#### TO BE DONE:
List all the lines in these records that hold "الصواعق".

#### PROVIDED RECORDS:
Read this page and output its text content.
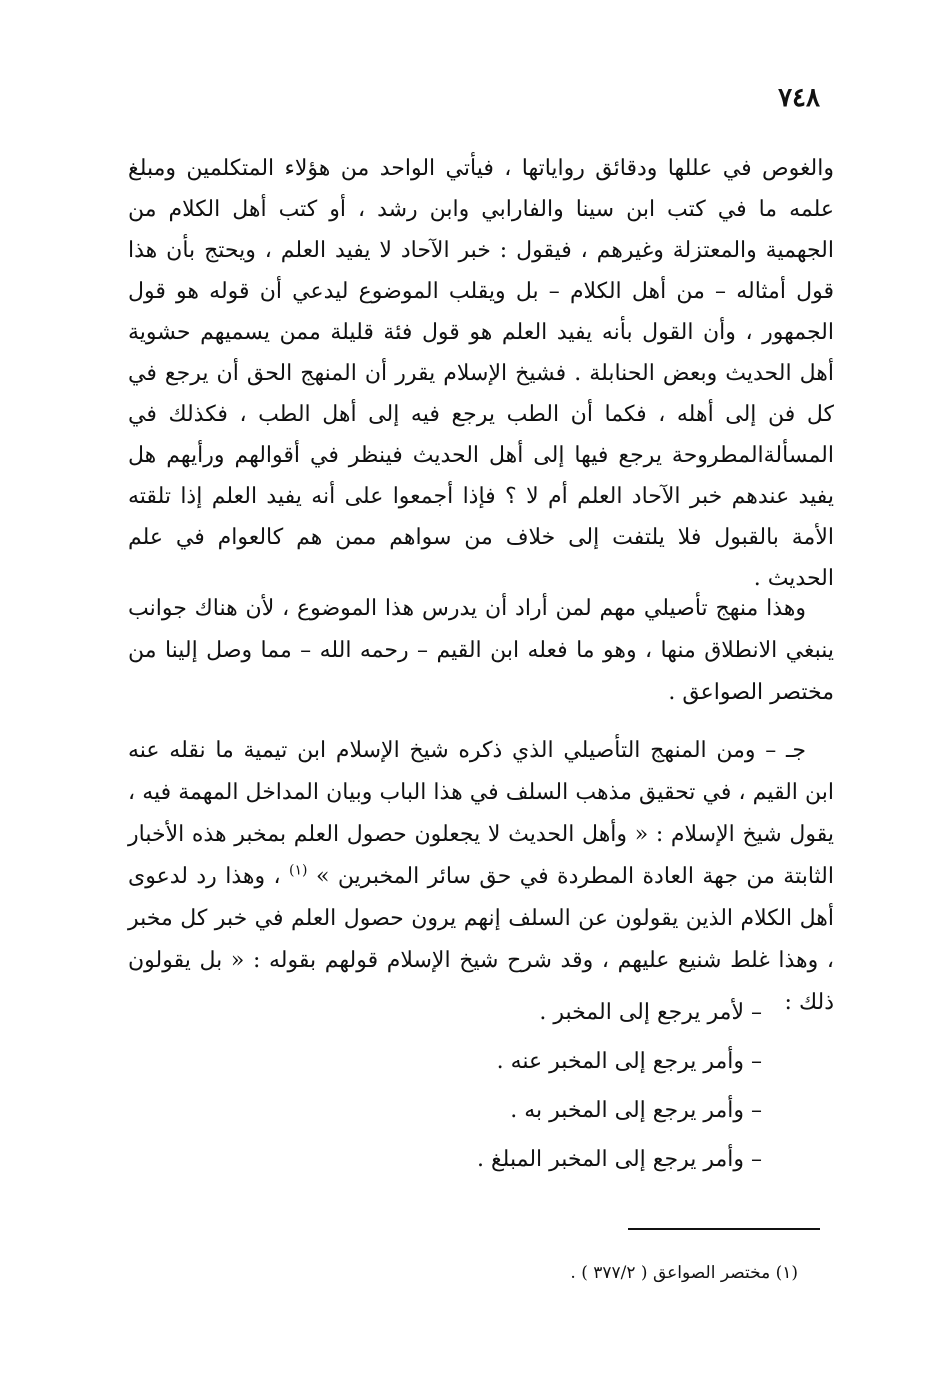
٧٤٨

والغوص في عللها ودقائق رواياتها ، فيأتي الواحد من هؤلاء المتكلمين ومبلغ علمه ما في كتب ابن سينا والفارابي وابن رشد ، أو كتب أهل الكلام من الجهمية والمعتزلة وغيرهم ، فيقول : خبر الآحاد لا يفيد العلم ، ويحتج بأن هذا قول أمثاله – من أهل الكلام – بل ويقلب الموضوع ليدعي أن قوله هو قول الجمهور ، وأن القول بأنه يفيد العلم هو قول فئة قليلة ممن يسميهم حشوية أهل الحديث وبعض الحنابلة . فشيخ الإسلام يقرر أن المنهج الحق أن يرجع في كل فن إلى أهله ، فكما أن الطب يرجع فيه إلى أهل الطب ، فكذلك في المسألةالمطروحة يرجع فيها إلى أهل الحديث فينظر في أقوالهم ورأيهم هل يفيد عندهم خبر الآحاد العلم أم لا ؟ فإذا أجمعوا على أنه يفيد العلم إذا تلقته الأمة بالقبول فلا يلتفت إلى خلاف من سواهم ممن هم كالعوام في علم الحديث .

وهذا منهج تأصيلي مهم لمن أراد أن يدرس هذا الموضوع ، لأن هناك جوانب ينبغي الانطلاق منها ، وهو ما فعله ابن القيم – رحمه الله – مما وصل إلينا من مختصر الصواعق .

جـ – ومن المنهج التأصيلي الذي ذكره شيخ الإسلام ابن تيمية ما نقله عنه ابن القيم ، في تحقيق مذهب السلف في هذا الباب وبيان المداخل المهمة فيه ، يقول شيخ الإسلام : « وأهل الحديث لا يجعلون حصول العلم بمخبر هذه الأخبار الثابتة من جهة العادة المطردة في حق سائر المخبرين » $^{(١)}$ ، وهذا رد لدعوى أهل الكلام الذين يقولون عن السلف إنهم يرون حصول العلم في خبر كل مخبر ، وهذا غلط شنيع عليهم ، وقد شرح شيخ الإسلام قولهم بقوله : « بل يقولون ذلك :

– لأمر يرجع إلى المخبر .
– وأمر يرجع إلى المخبر عنه .
– وأمر يرجع إلى المخبر به .
– وأمر يرجع إلى المخبر المبلغ .
(١) مختصر الصواعق ( ٣٧٧/٢ ) .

#### WORKED ANSWER:
وهذا منهج تأصيلي مهم لمن أراد أن يدرس هذا الموضوع ، لأن هناك جوانب ينبغي الانطلاق منها ، وهو ما فعله ابن القيم – رحمه الله – مما وصل إلينا من مختصر الصواعق .
(١) مختصر الصواعق ( ٣٧٧/٢ ) .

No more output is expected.